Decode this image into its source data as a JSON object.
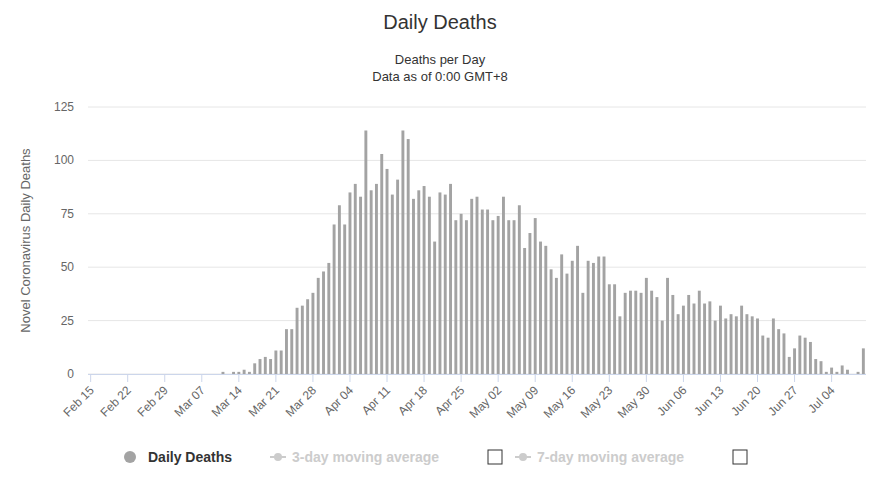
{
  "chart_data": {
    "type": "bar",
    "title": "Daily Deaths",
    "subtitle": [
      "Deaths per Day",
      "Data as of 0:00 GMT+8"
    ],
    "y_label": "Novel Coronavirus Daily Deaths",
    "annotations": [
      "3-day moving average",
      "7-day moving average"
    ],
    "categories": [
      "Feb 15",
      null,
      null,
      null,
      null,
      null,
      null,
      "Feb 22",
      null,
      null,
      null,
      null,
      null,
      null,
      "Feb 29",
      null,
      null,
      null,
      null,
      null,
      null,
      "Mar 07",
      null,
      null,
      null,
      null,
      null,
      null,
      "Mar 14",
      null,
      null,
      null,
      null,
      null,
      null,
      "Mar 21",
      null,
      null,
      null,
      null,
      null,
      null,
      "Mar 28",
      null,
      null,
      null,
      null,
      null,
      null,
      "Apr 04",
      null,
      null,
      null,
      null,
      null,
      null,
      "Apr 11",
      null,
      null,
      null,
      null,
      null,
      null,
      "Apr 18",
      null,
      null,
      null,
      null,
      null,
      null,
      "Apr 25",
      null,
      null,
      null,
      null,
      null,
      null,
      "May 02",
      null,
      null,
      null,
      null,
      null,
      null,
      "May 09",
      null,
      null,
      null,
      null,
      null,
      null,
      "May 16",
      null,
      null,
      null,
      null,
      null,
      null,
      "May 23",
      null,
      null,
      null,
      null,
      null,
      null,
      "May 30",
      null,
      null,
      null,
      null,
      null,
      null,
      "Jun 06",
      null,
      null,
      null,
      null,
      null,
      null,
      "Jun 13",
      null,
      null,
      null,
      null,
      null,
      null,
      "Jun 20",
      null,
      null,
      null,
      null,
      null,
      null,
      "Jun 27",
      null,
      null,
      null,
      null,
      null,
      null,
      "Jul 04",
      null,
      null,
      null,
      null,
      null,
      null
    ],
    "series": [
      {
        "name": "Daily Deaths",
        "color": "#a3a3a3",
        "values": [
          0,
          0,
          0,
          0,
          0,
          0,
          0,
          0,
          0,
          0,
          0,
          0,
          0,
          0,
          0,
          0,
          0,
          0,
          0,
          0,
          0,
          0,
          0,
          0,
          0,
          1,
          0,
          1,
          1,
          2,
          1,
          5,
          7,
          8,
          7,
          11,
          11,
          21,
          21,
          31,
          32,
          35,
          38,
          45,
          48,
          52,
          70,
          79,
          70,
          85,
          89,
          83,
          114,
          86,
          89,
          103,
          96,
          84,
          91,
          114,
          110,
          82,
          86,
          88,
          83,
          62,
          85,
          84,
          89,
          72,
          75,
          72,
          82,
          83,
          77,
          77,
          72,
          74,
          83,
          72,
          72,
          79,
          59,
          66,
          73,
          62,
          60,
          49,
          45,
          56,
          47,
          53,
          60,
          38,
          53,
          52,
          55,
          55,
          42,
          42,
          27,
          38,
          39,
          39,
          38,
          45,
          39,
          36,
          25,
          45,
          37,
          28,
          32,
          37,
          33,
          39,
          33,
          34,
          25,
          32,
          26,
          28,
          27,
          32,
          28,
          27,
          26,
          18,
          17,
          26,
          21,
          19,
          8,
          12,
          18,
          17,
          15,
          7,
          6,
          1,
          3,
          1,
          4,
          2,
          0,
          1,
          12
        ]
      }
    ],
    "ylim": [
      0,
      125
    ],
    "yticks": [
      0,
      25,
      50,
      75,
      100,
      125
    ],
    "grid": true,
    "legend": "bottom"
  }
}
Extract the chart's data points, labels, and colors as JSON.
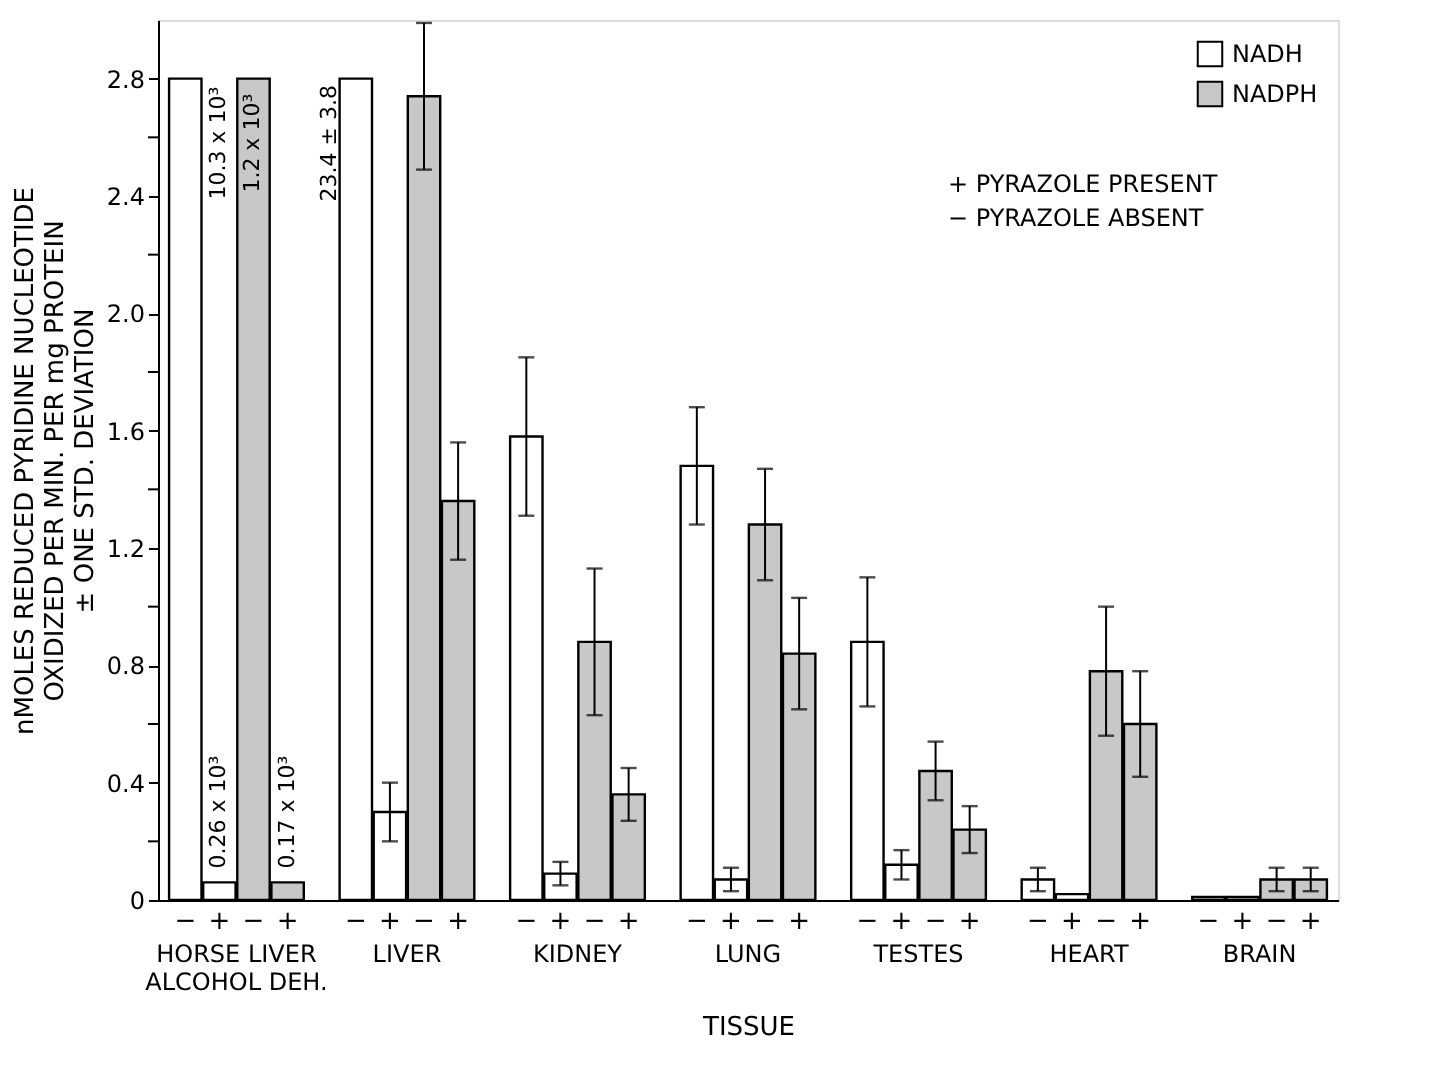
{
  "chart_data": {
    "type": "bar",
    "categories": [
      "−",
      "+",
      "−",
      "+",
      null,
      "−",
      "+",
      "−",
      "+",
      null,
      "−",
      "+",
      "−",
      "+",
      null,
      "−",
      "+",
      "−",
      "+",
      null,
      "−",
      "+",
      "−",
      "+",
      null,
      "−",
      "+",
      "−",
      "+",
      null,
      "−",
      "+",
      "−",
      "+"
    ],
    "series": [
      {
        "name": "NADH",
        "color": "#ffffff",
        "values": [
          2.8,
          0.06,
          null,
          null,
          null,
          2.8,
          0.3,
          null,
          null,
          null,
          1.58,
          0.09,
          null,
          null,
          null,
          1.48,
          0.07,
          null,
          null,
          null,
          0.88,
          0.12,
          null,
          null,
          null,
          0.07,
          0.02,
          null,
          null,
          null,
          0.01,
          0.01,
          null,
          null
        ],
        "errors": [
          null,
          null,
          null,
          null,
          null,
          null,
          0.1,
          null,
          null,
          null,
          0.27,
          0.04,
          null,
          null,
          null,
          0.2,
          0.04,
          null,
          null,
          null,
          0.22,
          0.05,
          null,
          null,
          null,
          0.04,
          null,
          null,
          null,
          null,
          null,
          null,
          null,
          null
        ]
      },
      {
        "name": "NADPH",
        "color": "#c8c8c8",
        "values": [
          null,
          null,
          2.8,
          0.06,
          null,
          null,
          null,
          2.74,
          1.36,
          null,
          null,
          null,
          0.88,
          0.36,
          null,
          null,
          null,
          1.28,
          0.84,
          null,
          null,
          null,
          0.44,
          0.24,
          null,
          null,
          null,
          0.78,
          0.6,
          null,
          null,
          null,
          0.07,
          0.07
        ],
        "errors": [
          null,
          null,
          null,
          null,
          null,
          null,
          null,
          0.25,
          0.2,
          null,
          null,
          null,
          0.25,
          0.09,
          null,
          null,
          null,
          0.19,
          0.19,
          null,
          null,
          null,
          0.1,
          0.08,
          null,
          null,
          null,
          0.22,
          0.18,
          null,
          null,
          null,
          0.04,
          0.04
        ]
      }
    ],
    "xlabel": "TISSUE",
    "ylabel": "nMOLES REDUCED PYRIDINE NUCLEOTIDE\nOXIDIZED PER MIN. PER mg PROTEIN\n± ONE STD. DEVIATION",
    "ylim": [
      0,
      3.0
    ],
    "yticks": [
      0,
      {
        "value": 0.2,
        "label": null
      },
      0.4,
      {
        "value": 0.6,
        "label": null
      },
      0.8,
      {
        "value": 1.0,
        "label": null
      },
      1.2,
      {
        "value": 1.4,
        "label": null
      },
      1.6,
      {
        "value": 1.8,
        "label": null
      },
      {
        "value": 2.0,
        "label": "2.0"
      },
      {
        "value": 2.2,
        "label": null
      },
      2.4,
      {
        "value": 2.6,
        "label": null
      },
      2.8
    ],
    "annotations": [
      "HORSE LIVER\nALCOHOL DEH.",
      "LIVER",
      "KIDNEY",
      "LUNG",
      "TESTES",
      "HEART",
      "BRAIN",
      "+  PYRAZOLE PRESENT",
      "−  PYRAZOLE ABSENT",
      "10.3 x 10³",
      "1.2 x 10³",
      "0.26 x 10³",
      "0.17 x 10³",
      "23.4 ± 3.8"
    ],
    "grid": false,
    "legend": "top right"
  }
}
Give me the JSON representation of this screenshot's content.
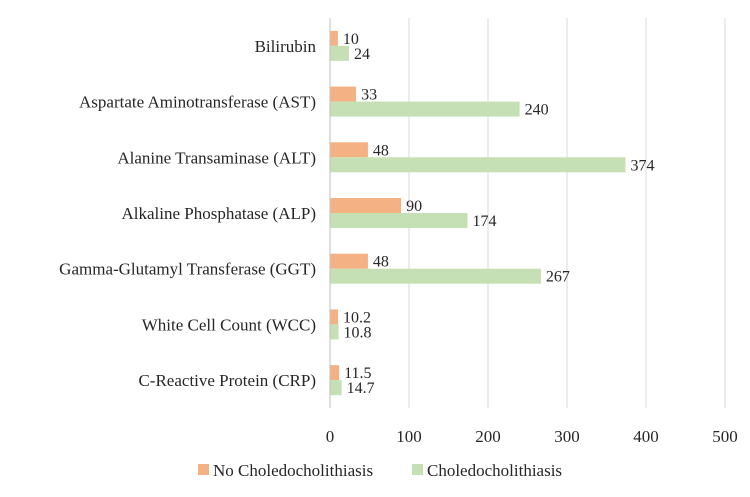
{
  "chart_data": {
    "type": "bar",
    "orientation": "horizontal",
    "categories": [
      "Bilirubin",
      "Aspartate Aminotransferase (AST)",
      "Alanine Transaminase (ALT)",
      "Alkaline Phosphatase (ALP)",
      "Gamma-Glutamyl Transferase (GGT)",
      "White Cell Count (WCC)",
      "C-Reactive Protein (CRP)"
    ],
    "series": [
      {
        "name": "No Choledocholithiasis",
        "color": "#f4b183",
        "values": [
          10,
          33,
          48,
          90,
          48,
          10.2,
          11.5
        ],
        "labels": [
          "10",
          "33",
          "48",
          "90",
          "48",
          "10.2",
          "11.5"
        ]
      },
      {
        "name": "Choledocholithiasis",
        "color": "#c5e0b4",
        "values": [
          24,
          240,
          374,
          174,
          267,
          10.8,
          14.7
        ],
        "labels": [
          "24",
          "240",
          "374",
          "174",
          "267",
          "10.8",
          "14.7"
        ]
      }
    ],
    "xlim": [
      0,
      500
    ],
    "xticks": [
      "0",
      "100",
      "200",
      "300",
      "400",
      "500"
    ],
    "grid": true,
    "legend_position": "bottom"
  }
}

####

### TASK DETAILS
Whenever the word "average" occurs in a line above, copy that line.

### ANSWER FOR THIS EXERCISE
      "3-day moving average",
      "7-day moving average"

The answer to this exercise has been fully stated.